- WHAT TO PRODUCE -
Below are records to repeat exactly; copy them without the pictures.
━━━━━ SUPPLIED MATERIAL ━━━━━
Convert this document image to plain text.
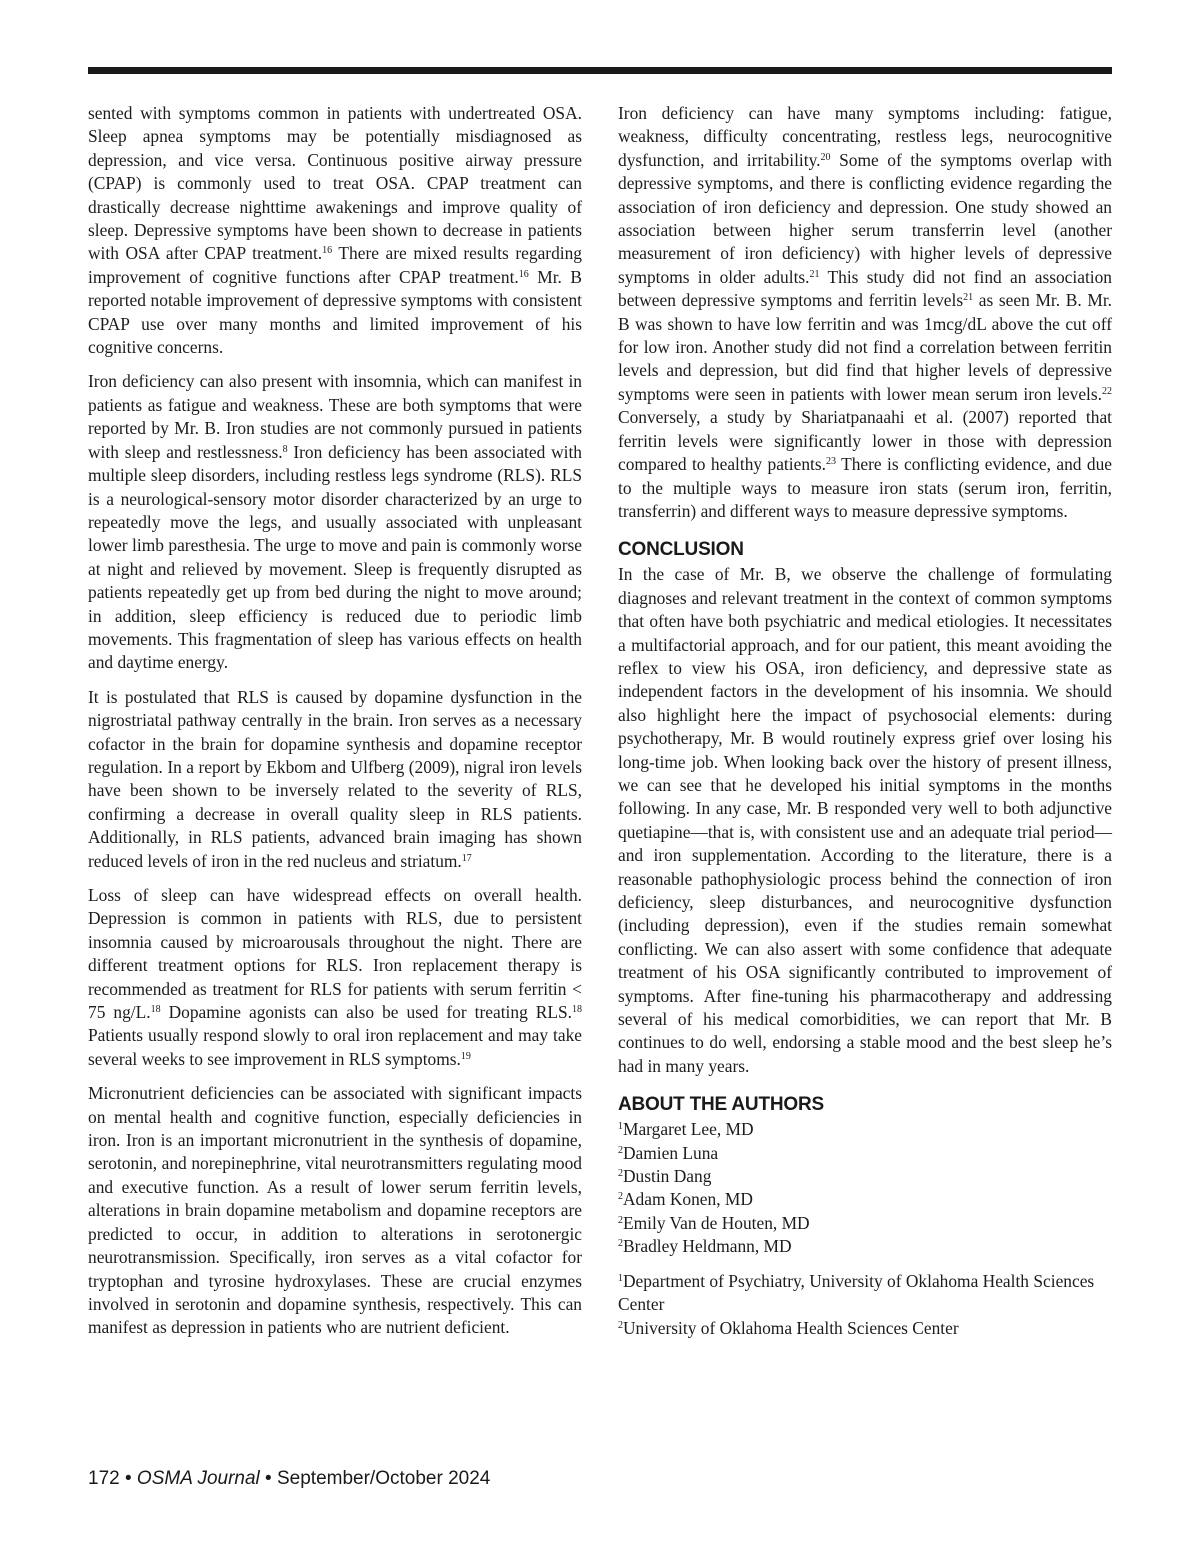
sented with symptoms common in patients with undertreated OSA. Sleep apnea symptoms may be potentially misdiagnosed as depression, and vice versa. Continuous positive airway pressure (CPAP) is commonly used to treat OSA. CPAP treatment can drastically decrease nighttime awakenings and improve quality of sleep. Depressive symptoms have been shown to decrease in patients with OSA after CPAP treatment.$^{16}$ There are mixed results regarding improvement of cognitive functions after CPAP treatment.$^{16}$ Mr. B reported notable improvement of depressive symptoms with consistent CPAP use over many months and limited improvement of his cognitive concerns.

Iron deficiency can also present with insomnia, which can manifest in patients as fatigue and weakness. These are both symptoms that were reported by Mr. B. Iron studies are not commonly pursued in patients with sleep and restlessness.$^8$ Iron deficiency has been associated with multiple sleep disorders, including restless legs syndrome (RLS). RLS is a neurological-sensory motor disorder characterized by an urge to repeatedly move the legs, and usually associated with unpleasant lower limb paresthesia. The urge to move and pain is commonly worse at night and relieved by movement. Sleep is frequently disrupted as patients repeatedly get up from bed during the night to move around; in addition, sleep efficiency is reduced due to periodic limb movements. This fragmentation of sleep has various effects on health and daytime energy.

It is postulated that RLS is caused by dopamine dysfunction in the nigrostriatal pathway centrally in the brain. Iron serves as a necessary cofactor in the brain for dopamine synthesis and dopamine receptor regulation. In a report by Ekbom and Ulfberg (2009), nigral iron levels have been shown to be inversely related to the severity of RLS, confirming a decrease in overall quality sleep in RLS patients. Additionally, in RLS patients, advanced brain imaging has shown reduced levels of iron in the red nucleus and striatum.$^{17}$

Loss of sleep can have widespread effects on overall health. Depression is common in patients with RLS, due to persistent insomnia caused by microarousals throughout the night. There are different treatment options for RLS. Iron replacement therapy is recommended as treatment for RLS for patients with serum ferritin < 75 ng/L.$^{18}$ Dopamine agonists can also be used for treating RLS.$^{18}$ Patients usually respond slowly to oral iron replacement and may take several weeks to see improvement in RLS symptoms.$^{19}$

Micronutrient deficiencies can be associated with significant impacts on mental health and cognitive function, especially deficiencies in iron. Iron is an important micronutrient in the synthesis of dopamine, serotonin, and norepinephrine, vital neurotransmitters regulating mood and executive function. As a result of lower serum ferritin levels, alterations in brain dopamine metabolism and dopamine receptors are predicted to occur, in addition to alterations in serotonergic neurotransmission. Specifically, iron serves as a vital cofactor for tryptophan and tyrosine hydroxylases. These are crucial enzymes involved in serotonin and dopamine synthesis, respectively. This can manifest as depression in patients who are nutrient deficient.

Iron deficiency can have many symptoms including: fatigue, weakness, difficulty concentrating, restless legs, neurocognitive dysfunction, and irritability.$^{20}$ Some of the symptoms overlap with depressive symptoms, and there is conflicting evidence regarding the association of iron deficiency and depression. One study showed an association between higher serum transferrin level (another measurement of iron deficiency) with higher levels of depressive symptoms in older adults.$^{21}$ This study did not find an association between depressive symptoms and ferritin levels$^{21}$ as seen Mr. B. Mr. B was shown to have low ferritin and was 1mcg/dL above the cut off for low iron. Another study did not find a correlation between ferritin levels and depression, but did find that higher levels of depressive symptoms were seen in patients with lower mean serum iron levels.$^{22}$ Conversely, a study by Shariatpanaahi et al. (2007) reported that ferritin levels were significantly lower in those with depression compared to healthy patients.$^{23}$ There is conflicting evidence, and due to the multiple ways to measure iron stats (serum iron, ferritin, transferrin) and different ways to measure depressive symptoms.

CONCLUSION

In the case of Mr. B, we observe the challenge of formulating diagnoses and relevant treatment in the context of common symptoms that often have both psychiatric and medical etiologies. It necessitates a multifactorial approach, and for our patient, this meant avoiding the reflex to view his OSA, iron deficiency, and depressive state as independent factors in the development of his insomnia. We should also highlight here the impact of psychosocial elements: during psychotherapy, Mr. B would routinely express grief over losing his long-time job. When looking back over the history of present illness, we can see that he developed his initial symptoms in the months following. In any case, Mr. B responded very well to both adjunctive quetiapine—that is, with consistent use and an adequate trial period—and iron supplementation. According to the literature, there is a reasonable pathophysiologic process behind the connection of iron deficiency, sleep disturbances, and neurocognitive dysfunction (including depression), even if the studies remain somewhat conflicting. We can also assert with some confidence that adequate treatment of his OSA significantly contributed to improvement of symptoms. After fine-tuning his pharmacotherapy and addressing several of his medical comorbidities, we can report that Mr. B continues to do well, endorsing a stable mood and the best sleep he’s had in many years.

ABOUT THE AUTHORS
$^1$Margaret Lee, MD
$^2$Damien Luna
$^2$Dustin Dang
$^2$Adam Konen, MD
$^2$Emily Van de Houten, MD
$^2$Bradley Heldmann, MD
$^1$Department of Psychiatry, University of Oklahoma Health Sciences Center
$^2$University of Oklahoma Health Sciences Center
172 • OSMA Journal • September/October 2024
━━━━━
- RESULT -
Convert this document image to plain text.
sented with symptoms common in patients with undertreated OSA. Sleep apnea symptoms may be potentially misdiagnosed as depression, and vice versa. Continuous positive airway pressure (CPAP) is commonly used to treat OSA. CPAP treatment can drastically decrease nighttime awakenings and improve quality of sleep. Depressive symptoms have been shown to decrease in patients with OSA after CPAP treatment.$^{16}$ There are mixed results regarding improvement of cognitive functions after CPAP treatment.$^{16}$ Mr. B reported notable improvement of depressive symptoms with consistent CPAP use over many months and limited improvement of his cognitive concerns.

Iron deficiency can also present with insomnia, which can manifest in patients as fatigue and weakness. These are both symptoms that were reported by Mr. B. Iron studies are not commonly pursued in patients with sleep and restlessness.$^8$ Iron deficiency has been associated with multiple sleep disorders, including restless legs syndrome (RLS). RLS is a neurological-sensory motor disorder characterized by an urge to repeatedly move the legs, and usually associated with unpleasant lower limb paresthesia. The urge to move and pain is commonly worse at night and relieved by movement. Sleep is frequently disrupted as patients repeatedly get up from bed during the night to move around; in addition, sleep efficiency is reduced due to periodic limb movements. This fragmentation of sleep has various effects on health and daytime energy.

It is postulated that RLS is caused by dopamine dysfunction in the nigrostriatal pathway centrally in the brain. Iron serves as a necessary cofactor in the brain for dopamine synthesis and dopamine receptor regulation. In a report by Ekbom and Ulfberg (2009), nigral iron levels have been shown to be inversely related to the severity of RLS, confirming a decrease in overall quality sleep in RLS patients. Additionally, in RLS patients, advanced brain imaging has shown reduced levels of iron in the red nucleus and striatum.$^{17}$

Loss of sleep can have widespread effects on overall health. Depression is common in patients with RLS, due to persistent insomnia caused by microarousals throughout the night. There are different treatment options for RLS. Iron replacement therapy is recommended as treatment for RLS for patients with serum ferritin < 75 ng/L.$^{18}$ Dopamine agonists can also be used for treating RLS.$^{18}$ Patients usually respond slowly to oral iron replacement and may take several weeks to see improvement in RLS symptoms.$^{19}$

Micronutrient deficiencies can be associated with significant impacts on mental health and cognitive function, especially deficiencies in iron. Iron is an important micronutrient in the synthesis of dopamine, serotonin, and norepinephrine, vital neurotransmitters regulating mood and executive function. As a result of lower serum ferritin levels, alterations in brain dopamine metabolism and dopamine receptors are predicted to occur, in addition to alterations in serotonergic neurotransmission. Specifically, iron serves as a vital cofactor for tryptophan and tyrosine hydroxylases. These are crucial enzymes involved in serotonin and dopamine synthesis, respectively. This can manifest as depression in patients who are nutrient deficient.

Iron deficiency can have many symptoms including: fatigue, weakness, difficulty concentrating, restless legs, neurocognitive dysfunction, and irritability.$^{20}$ Some of the symptoms overlap with depressive symptoms, and there is conflicting evidence regarding the association of iron deficiency and depression. One study showed an association between higher serum transferrin level (another measurement of iron deficiency) with higher levels of depressive symptoms in older adults.$^{21}$ This study did not find an association between depressive symptoms and ferritin levels$^{21}$ as seen Mr. B. Mr. B was shown to have low ferritin and was 1mcg/dL above the cut off for low iron. Another study did not find a correlation between ferritin levels and depression, but did find that higher levels of depressive symptoms were seen in patients with lower mean serum iron levels.$^{22}$ Conversely, a study by Shariatpanaahi et al. (2007) reported that ferritin levels were significantly lower in those with depression compared to healthy patients.$^{23}$ There is conflicting evidence, and due to the multiple ways to measure iron stats (serum iron, ferritin, transferrin) and different ways to measure depressive symptoms.

CONCLUSION

In the case of Mr. B, we observe the challenge of formulating diagnoses and relevant treatment in the context of common symptoms that often have both psychiatric and medical etiologies. It necessitates a multifactorial approach, and for our patient, this meant avoiding the reflex to view his OSA, iron deficiency, and depressive state as independent factors in the development of his insomnia. We should also highlight here the impact of psychosocial elements: during psychotherapy, Mr. B would routinely express grief over losing his long-time job. When looking back over the history of present illness, we can see that he developed his initial symptoms in the months following. In any case, Mr. B responded very well to both adjunctive quetiapine—that is, with consistent use and an adequate trial period—and iron supplementation. According to the literature, there is a reasonable pathophysiologic process behind the connection of iron deficiency, sleep disturbances, and neurocognitive dysfunction (including depression), even if the studies remain somewhat conflicting. We can also assert with some confidence that adequate treatment of his OSA significantly contributed to improvement of symptoms. After fine-tuning his pharmacotherapy and addressing several of his medical comorbidities, we can report that Mr. B continues to do well, endorsing a stable mood and the best sleep he’s had in many years.

ABOUT THE AUTHORS
$^1$Margaret Lee, MD
$^2$Damien Luna
$^2$Dustin Dang
$^2$Adam Konen, MD
$^2$Emily Van de Houten, MD
$^2$Bradley Heldmann, MD
$^1$Department of Psychiatry, University of Oklahoma Health Sciences Center
$^2$University of Oklahoma Health Sciences Center
172 • OSMA Journal • September/October 2024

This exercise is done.